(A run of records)

◇ ◇ ◇ ◇ ◇ ◇ ◇

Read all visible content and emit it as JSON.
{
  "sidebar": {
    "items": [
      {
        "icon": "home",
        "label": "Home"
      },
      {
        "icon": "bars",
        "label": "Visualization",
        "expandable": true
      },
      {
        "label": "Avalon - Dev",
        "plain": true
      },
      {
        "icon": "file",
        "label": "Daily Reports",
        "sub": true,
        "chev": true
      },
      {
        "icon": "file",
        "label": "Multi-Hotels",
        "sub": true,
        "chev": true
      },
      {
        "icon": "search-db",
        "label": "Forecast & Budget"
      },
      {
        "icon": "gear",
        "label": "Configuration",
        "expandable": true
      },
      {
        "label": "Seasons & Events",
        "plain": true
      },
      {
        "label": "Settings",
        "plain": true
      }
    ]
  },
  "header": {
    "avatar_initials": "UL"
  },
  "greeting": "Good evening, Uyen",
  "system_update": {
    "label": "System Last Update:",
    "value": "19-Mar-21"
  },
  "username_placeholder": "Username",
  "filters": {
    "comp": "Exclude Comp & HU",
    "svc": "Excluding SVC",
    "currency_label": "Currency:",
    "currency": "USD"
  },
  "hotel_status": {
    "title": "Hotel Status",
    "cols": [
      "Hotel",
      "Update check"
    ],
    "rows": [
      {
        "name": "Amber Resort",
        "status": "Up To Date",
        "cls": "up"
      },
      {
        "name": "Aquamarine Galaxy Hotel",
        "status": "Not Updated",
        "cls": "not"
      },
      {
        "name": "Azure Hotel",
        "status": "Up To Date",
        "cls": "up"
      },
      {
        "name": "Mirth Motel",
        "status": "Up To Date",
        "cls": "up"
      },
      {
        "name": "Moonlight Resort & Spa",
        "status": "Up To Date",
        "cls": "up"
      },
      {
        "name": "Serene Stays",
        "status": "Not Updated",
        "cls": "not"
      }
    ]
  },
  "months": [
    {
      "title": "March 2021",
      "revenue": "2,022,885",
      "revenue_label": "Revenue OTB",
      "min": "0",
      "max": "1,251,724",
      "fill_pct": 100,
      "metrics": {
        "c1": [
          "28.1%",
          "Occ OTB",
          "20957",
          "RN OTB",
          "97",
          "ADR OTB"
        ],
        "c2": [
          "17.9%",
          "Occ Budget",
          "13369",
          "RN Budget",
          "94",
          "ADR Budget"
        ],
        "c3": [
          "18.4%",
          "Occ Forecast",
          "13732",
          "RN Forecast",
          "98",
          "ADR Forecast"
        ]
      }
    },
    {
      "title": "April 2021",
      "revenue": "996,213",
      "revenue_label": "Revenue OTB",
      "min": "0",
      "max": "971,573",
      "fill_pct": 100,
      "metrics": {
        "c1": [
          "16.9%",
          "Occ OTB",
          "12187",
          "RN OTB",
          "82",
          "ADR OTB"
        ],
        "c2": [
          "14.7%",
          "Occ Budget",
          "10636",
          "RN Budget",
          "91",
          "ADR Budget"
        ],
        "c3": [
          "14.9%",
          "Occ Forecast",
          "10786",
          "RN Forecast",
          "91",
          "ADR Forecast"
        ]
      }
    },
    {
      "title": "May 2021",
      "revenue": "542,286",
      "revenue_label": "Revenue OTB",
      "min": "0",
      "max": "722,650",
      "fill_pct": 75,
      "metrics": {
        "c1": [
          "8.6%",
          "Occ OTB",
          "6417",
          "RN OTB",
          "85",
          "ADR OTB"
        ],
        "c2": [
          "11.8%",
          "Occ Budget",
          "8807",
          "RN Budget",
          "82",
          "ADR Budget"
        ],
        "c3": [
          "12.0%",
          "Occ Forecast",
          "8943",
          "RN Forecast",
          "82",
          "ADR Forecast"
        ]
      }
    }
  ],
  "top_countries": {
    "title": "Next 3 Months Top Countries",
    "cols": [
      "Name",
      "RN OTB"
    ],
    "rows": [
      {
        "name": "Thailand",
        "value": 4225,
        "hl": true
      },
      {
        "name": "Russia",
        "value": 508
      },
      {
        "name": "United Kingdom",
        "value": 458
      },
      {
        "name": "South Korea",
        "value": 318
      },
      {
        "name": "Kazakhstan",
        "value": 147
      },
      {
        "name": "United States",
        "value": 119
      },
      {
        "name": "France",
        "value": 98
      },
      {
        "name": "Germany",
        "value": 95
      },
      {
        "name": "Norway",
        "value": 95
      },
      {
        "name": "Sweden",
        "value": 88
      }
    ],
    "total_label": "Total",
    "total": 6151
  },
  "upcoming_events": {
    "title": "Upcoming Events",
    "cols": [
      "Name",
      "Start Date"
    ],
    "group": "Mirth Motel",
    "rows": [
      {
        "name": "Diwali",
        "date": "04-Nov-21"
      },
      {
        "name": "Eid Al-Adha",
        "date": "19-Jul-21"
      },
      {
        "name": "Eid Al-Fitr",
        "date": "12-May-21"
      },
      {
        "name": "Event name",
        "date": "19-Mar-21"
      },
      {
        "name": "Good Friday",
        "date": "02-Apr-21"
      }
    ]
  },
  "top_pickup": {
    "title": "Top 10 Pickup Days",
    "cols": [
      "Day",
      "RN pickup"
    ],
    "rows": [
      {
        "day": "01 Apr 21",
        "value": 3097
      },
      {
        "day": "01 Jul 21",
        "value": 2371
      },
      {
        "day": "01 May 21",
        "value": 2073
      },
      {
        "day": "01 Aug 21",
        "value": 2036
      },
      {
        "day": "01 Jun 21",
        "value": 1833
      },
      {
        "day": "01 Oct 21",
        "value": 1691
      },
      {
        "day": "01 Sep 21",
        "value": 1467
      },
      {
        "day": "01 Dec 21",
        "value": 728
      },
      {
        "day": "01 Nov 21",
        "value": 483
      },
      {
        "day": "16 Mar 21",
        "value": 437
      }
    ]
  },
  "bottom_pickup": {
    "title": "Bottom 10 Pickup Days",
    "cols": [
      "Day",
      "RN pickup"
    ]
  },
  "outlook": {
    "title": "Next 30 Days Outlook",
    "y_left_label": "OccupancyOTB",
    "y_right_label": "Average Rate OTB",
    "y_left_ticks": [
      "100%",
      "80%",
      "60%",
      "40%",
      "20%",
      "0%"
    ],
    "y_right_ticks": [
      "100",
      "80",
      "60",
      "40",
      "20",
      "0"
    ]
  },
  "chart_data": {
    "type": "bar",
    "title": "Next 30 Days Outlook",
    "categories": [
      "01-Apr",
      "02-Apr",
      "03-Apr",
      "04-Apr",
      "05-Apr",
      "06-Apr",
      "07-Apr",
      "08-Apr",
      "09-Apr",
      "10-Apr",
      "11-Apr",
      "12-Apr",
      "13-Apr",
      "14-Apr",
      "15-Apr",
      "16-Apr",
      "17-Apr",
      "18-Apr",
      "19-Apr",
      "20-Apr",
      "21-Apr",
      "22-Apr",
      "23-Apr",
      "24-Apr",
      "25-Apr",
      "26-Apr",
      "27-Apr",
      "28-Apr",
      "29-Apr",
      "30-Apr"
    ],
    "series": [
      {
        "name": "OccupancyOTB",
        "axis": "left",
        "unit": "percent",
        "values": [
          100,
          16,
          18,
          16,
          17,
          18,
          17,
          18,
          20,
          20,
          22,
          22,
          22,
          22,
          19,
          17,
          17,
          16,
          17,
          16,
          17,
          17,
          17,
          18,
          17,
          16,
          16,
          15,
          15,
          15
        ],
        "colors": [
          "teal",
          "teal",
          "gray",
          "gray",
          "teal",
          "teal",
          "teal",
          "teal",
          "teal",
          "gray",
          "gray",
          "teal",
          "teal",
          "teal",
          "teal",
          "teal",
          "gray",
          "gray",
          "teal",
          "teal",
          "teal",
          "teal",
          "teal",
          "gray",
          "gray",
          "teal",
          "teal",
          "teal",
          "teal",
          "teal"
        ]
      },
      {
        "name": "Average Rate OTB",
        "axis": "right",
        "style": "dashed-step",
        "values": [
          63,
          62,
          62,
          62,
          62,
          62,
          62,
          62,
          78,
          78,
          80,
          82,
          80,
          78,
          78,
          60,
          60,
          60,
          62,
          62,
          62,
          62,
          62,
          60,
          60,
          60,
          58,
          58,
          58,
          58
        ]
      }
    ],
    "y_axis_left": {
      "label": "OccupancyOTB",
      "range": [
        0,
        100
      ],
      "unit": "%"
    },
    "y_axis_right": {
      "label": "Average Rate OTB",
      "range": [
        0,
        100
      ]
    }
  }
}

◇ ◇ ◇ ◇ ◇ ◇ ◇

* [TO DO]:
Find the string "Rate" in the entries above and return each line that holds it.

* [RESULT OF THE EXERCISE]:
    "y_right_label": "Average Rate OTB",
        "name": "Average Rate OTB",
      "label": "Average Rate OTB",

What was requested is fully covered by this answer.